[Figure record listings]
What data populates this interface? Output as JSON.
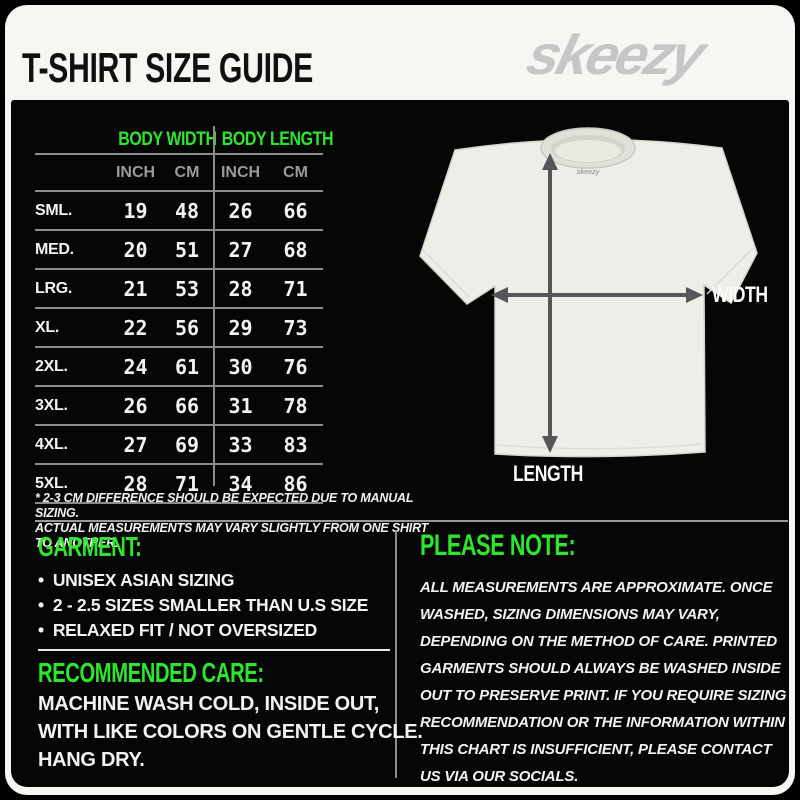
{
  "page": {
    "title": "T-SHIRT SIZE GUIDE",
    "brand_logo": "skeezy"
  },
  "colors": {
    "accent_green": "#2ee62e",
    "background_black": "#060606",
    "header_white": "#f6f6f3",
    "text_white": "#f2f2f2",
    "muted_gray": "#9a9a9a",
    "line_gray": "#8c8c8c",
    "logo_gray": "#c6c6c6",
    "arrow_gray": "#55565a",
    "shirt_fill": "#edeee8"
  },
  "size_table": {
    "group_headers": [
      "BODY WIDTH",
      "BODY LENGTH"
    ],
    "sub_headers": [
      "INCH",
      "CM",
      "INCH",
      "CM"
    ],
    "rows": [
      {
        "size": "SML.",
        "values": [
          19,
          48,
          26,
          66
        ]
      },
      {
        "size": "MED.",
        "values": [
          20,
          51,
          27,
          68
        ]
      },
      {
        "size": "LRG.",
        "values": [
          21,
          53,
          28,
          71
        ]
      },
      {
        "size": "XL.",
        "values": [
          22,
          56,
          29,
          73
        ]
      },
      {
        "size": "2XL.",
        "values": [
          24,
          61,
          30,
          76
        ]
      },
      {
        "size": "3XL.",
        "values": [
          26,
          66,
          31,
          78
        ]
      },
      {
        "size": "4XL.",
        "values": [
          27,
          69,
          33,
          83
        ]
      },
      {
        "size": "5XL.",
        "values": [
          28,
          71,
          34,
          86
        ]
      }
    ]
  },
  "footnote": "* 2-3 CM DIFFERENCE SHOULD BE EXPECTED DUE TO MANUAL SIZING.\nACTUAL MEASUREMENTS MAY VARY SLIGHTLY FROM ONE SHIRT TO ANOTHER.",
  "diagram": {
    "width_label": "WIDTH",
    "length_label": "LENGTH"
  },
  "garment": {
    "heading": "GARMENT:",
    "bullets": [
      "UNISEX ASIAN SIZING",
      "2 - 2.5 SIZES SMALLER THAN U.S SIZE",
      "RELAXED FIT / NOT OVERSIZED"
    ]
  },
  "care": {
    "heading": "RECOMMENDED CARE:",
    "text": "MACHINE WASH COLD, INSIDE OUT,\nWITH LIKE COLORS ON GENTLE CYCLE.\nHANG DRY."
  },
  "note": {
    "heading": "PLEASE NOTE:",
    "text": "ALL MEASUREMENTS ARE APPROXIMATE. ONCE  WASHED, SIZING DIMENSIONS MAY VARY, DEPENDING ON THE METHOD OF CARE. PRINTED GARMENTS SHOULD ALWAYS BE WASHED INSIDE OUT TO PRESERVE PRINT.  IF YOU REQUIRE SIZING  RECOMMENDATION OR THE INFORMATION WITHIN THIS CHART IS INSUFFICIENT, PLEASE CONTACT US VIA OUR SOCIALS."
  }
}
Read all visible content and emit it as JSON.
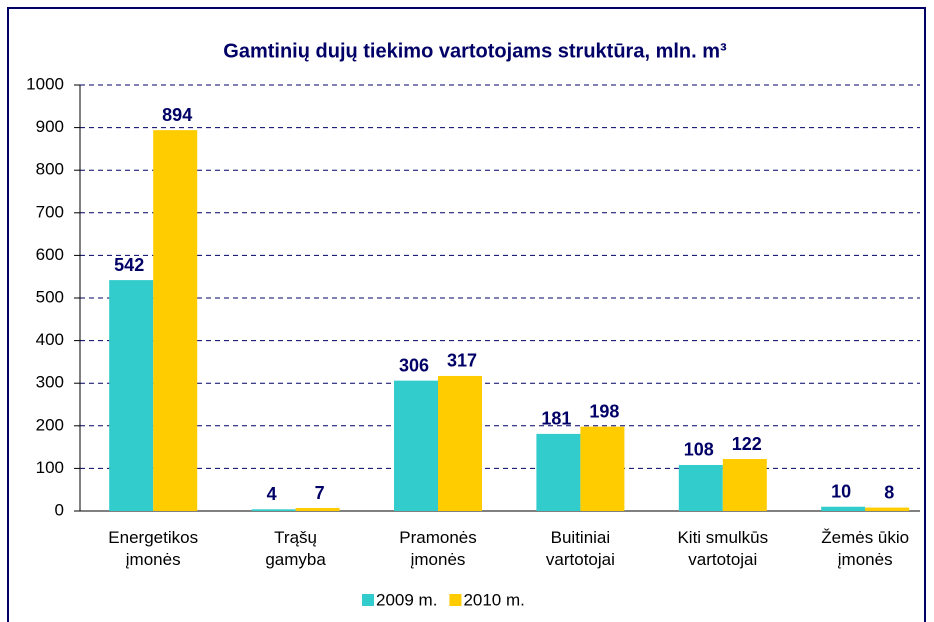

Goal:
Retype all entries exactly as they appear, dropping the images.

Finished task:
What data populates this interface? Output as JSON.
{
  "page": {
    "title": "T-SHIRT SIZE GUIDE",
    "brand_logo": "skeezy"
  },
  "colors": {
    "accent_green": "#2ee62e",
    "background_black": "#060606",
    "header_white": "#f6f6f3",
    "text_white": "#f2f2f2",
    "muted_gray": "#9a9a9a",
    "line_gray": "#8c8c8c",
    "logo_gray": "#c6c6c6",
    "arrow_gray": "#55565a",
    "shirt_fill": "#edeee8"
  },
  "size_table": {
    "group_headers": [
      "BODY WIDTH",
      "BODY LENGTH"
    ],
    "sub_headers": [
      "INCH",
      "CM",
      "INCH",
      "CM"
    ],
    "rows": [
      {
        "size": "SML.",
        "values": [
          19,
          48,
          26,
          66
        ]
      },
      {
        "size": "MED.",
        "values": [
          20,
          51,
          27,
          68
        ]
      },
      {
        "size": "LRG.",
        "values": [
          21,
          53,
          28,
          71
        ]
      },
      {
        "size": "XL.",
        "values": [
          22,
          56,
          29,
          73
        ]
      },
      {
        "size": "2XL.",
        "values": [
          24,
          61,
          30,
          76
        ]
      },
      {
        "size": "3XL.",
        "values": [
          26,
          66,
          31,
          78
        ]
      },
      {
        "size": "4XL.",
        "values": [
          27,
          69,
          33,
          83
        ]
      },
      {
        "size": "5XL.",
        "values": [
          28,
          71,
          34,
          86
        ]
      }
    ]
  },
  "footnote": "* 2-3 CM DIFFERENCE SHOULD BE EXPECTED DUE TO MANUAL SIZING.\nACTUAL MEASUREMENTS MAY VARY SLIGHTLY FROM ONE SHIRT TO ANOTHER.",
  "diagram": {
    "width_label": "WIDTH",
    "length_label": "LENGTH"
  },
  "garment": {
    "heading": "GARMENT:",
    "bullets": [
      "UNISEX ASIAN SIZING",
      "2 - 2.5 SIZES SMALLER THAN U.S SIZE",
      "RELAXED FIT / NOT OVERSIZED"
    ]
  },
  "care": {
    "heading": "RECOMMENDED CARE:",
    "text": "MACHINE WASH COLD, INSIDE OUT,\nWITH LIKE COLORS ON GENTLE CYCLE.\nHANG DRY."
  },
  "note": {
    "heading": "PLEASE NOTE:",
    "text": "ALL MEASUREMENTS ARE APPROXIMATE. ONCE  WASHED, SIZING DIMENSIONS MAY VARY, DEPENDING ON THE METHOD OF CARE. PRINTED GARMENTS SHOULD ALWAYS BE WASHED INSIDE OUT TO PRESERVE PRINT.  IF YOU REQUIRE SIZING  RECOMMENDATION OR THE INFORMATION WITHIN THIS CHART IS INSUFFICIENT, PLEASE CONTACT US VIA OUR SOCIALS."
  }
}
Read all visible content and emit it as JSON.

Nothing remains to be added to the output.